▸ **What to produce**:
Which lines hold the string "باربكيو"? Copy every one of them.

▸ **Task input**:
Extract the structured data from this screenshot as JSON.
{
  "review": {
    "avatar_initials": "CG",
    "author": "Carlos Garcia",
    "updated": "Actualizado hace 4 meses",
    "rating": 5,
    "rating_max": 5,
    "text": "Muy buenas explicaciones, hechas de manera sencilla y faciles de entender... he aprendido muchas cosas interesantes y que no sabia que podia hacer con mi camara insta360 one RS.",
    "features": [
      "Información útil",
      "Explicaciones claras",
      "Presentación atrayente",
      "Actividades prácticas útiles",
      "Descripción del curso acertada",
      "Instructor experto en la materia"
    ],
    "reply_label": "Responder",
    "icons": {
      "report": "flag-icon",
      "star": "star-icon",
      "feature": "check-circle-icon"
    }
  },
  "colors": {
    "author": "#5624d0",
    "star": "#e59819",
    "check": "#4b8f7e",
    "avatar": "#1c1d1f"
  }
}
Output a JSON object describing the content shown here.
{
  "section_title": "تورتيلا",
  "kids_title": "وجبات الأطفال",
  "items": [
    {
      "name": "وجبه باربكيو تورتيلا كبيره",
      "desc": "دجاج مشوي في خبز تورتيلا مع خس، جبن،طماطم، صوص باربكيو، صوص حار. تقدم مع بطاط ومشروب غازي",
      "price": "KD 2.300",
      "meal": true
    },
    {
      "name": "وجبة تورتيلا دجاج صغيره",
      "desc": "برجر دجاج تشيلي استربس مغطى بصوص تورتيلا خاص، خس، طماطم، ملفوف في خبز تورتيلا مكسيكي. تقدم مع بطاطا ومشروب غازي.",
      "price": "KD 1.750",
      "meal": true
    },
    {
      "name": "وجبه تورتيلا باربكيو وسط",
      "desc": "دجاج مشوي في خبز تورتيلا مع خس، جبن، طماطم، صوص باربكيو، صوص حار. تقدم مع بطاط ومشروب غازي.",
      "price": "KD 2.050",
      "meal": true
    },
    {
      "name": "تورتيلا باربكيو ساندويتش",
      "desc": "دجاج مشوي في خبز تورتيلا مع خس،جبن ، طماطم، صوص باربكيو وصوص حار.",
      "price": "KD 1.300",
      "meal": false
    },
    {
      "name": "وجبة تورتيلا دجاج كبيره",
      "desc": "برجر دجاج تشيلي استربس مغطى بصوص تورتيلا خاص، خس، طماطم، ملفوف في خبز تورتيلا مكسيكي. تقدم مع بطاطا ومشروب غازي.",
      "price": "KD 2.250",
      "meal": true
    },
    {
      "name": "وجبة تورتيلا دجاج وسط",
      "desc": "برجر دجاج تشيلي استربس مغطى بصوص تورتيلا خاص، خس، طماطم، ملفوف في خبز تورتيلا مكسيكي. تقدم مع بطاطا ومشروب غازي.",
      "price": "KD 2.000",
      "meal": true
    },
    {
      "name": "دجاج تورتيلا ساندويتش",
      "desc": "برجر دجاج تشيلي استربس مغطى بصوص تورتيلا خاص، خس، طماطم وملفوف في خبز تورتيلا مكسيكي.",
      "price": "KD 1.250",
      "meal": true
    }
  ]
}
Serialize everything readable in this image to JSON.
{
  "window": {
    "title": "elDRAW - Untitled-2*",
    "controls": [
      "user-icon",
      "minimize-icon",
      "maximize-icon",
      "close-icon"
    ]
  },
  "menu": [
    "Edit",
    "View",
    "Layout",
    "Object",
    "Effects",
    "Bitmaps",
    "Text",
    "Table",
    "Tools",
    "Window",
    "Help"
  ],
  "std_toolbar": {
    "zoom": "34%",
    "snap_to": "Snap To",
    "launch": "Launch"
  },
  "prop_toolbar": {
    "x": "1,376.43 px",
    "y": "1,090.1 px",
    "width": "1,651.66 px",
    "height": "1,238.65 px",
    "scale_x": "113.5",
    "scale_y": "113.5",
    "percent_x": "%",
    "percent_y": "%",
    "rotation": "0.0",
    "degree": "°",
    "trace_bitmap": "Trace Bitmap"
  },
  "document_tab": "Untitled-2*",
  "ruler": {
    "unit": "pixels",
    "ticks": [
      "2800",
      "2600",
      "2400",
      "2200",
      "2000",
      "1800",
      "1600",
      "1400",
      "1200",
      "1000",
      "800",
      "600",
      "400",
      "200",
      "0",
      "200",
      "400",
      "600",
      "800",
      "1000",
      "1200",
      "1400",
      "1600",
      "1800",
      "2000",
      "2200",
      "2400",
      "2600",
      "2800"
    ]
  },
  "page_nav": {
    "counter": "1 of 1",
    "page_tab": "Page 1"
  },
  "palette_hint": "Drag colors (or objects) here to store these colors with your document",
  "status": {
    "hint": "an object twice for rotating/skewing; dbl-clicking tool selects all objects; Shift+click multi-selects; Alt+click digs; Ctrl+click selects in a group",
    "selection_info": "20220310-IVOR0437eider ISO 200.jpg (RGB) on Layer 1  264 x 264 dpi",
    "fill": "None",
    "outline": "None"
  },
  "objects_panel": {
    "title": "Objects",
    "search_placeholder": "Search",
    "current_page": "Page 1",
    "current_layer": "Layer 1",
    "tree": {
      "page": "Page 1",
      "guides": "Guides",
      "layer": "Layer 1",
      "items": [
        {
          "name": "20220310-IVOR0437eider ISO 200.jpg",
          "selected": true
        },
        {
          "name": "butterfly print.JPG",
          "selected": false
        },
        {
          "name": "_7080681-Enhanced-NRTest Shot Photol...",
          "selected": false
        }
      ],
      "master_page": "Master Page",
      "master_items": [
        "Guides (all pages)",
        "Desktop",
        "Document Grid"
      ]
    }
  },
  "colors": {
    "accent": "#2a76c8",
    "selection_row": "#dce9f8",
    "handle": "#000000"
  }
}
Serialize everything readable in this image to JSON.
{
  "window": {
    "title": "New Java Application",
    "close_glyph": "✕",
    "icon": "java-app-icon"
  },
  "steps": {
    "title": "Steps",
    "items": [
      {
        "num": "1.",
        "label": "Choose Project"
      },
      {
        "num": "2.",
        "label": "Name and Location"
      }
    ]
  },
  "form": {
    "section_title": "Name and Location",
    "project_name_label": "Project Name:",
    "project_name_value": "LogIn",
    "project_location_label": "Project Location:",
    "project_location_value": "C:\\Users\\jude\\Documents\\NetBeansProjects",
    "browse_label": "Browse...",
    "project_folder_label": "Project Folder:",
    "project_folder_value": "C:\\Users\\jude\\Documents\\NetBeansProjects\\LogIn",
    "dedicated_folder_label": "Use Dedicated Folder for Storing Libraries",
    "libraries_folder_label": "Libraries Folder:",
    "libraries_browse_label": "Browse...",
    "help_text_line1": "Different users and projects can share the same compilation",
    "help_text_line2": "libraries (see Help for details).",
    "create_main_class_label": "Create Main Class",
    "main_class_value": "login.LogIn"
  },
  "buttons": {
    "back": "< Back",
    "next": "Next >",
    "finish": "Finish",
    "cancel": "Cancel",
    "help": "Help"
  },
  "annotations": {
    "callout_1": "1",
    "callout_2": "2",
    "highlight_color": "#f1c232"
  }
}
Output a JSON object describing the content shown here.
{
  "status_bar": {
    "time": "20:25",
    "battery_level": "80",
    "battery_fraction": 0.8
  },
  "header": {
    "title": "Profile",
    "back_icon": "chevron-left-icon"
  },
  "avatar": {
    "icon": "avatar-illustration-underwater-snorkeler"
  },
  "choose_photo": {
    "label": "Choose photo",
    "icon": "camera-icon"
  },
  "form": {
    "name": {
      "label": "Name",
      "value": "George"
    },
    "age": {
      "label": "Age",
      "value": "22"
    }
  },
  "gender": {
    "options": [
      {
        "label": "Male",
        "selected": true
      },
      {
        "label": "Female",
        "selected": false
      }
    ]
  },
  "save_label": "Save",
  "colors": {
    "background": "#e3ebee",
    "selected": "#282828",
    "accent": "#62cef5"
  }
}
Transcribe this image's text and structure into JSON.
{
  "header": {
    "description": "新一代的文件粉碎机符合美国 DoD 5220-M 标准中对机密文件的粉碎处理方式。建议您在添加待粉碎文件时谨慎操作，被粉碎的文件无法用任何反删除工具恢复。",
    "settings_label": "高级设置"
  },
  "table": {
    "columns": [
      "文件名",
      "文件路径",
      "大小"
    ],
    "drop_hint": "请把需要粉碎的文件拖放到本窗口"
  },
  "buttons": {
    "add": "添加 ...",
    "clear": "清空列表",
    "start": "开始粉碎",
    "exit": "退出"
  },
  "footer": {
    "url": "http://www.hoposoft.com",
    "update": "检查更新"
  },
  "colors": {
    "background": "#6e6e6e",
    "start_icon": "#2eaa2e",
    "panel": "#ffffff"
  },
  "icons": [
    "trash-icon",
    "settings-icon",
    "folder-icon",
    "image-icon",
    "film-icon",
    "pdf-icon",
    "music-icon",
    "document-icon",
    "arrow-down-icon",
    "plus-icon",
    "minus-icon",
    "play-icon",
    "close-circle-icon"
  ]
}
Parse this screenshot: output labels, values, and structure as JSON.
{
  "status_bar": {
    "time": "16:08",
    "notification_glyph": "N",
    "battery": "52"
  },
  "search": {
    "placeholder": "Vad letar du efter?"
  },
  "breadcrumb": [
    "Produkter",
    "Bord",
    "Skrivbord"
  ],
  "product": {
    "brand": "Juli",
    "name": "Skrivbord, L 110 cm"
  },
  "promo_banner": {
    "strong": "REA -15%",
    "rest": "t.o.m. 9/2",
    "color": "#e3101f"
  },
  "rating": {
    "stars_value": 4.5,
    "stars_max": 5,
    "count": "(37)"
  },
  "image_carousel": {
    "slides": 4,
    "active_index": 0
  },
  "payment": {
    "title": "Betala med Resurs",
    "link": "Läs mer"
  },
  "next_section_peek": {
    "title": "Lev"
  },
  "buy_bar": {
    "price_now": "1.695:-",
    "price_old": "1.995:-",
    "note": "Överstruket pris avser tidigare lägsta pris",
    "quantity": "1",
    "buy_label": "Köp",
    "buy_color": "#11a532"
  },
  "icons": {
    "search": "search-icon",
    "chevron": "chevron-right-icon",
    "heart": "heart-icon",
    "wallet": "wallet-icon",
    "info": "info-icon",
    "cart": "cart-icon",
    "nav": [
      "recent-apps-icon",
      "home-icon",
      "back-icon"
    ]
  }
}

▸ **Solution**:
      "name": "وجبه باربكيو تورتيلا كبيره",
      "desc": "دجاج مشوي في خبز تورتيلا مع خس، جبن،طماطم، صوص باربكيو، صوص حار. تقدم مع بطاط ومشروب غازي",
      "name": "وجبه تورتيلا باربكيو وسط",
      "desc": "دجاج مشوي في خبز تورتيلا مع خس، جبن، طماطم، صوص باربكيو، صوص حار. تقدم مع بطاط ومشروب غازي.",
      "name": "تورتيلا باربكيو ساندويتش",
      "desc": "دجاج مشوي في خبز تورتيلا مع خس،جبن ، طماطم، صوص باربكيو وصوص حار.",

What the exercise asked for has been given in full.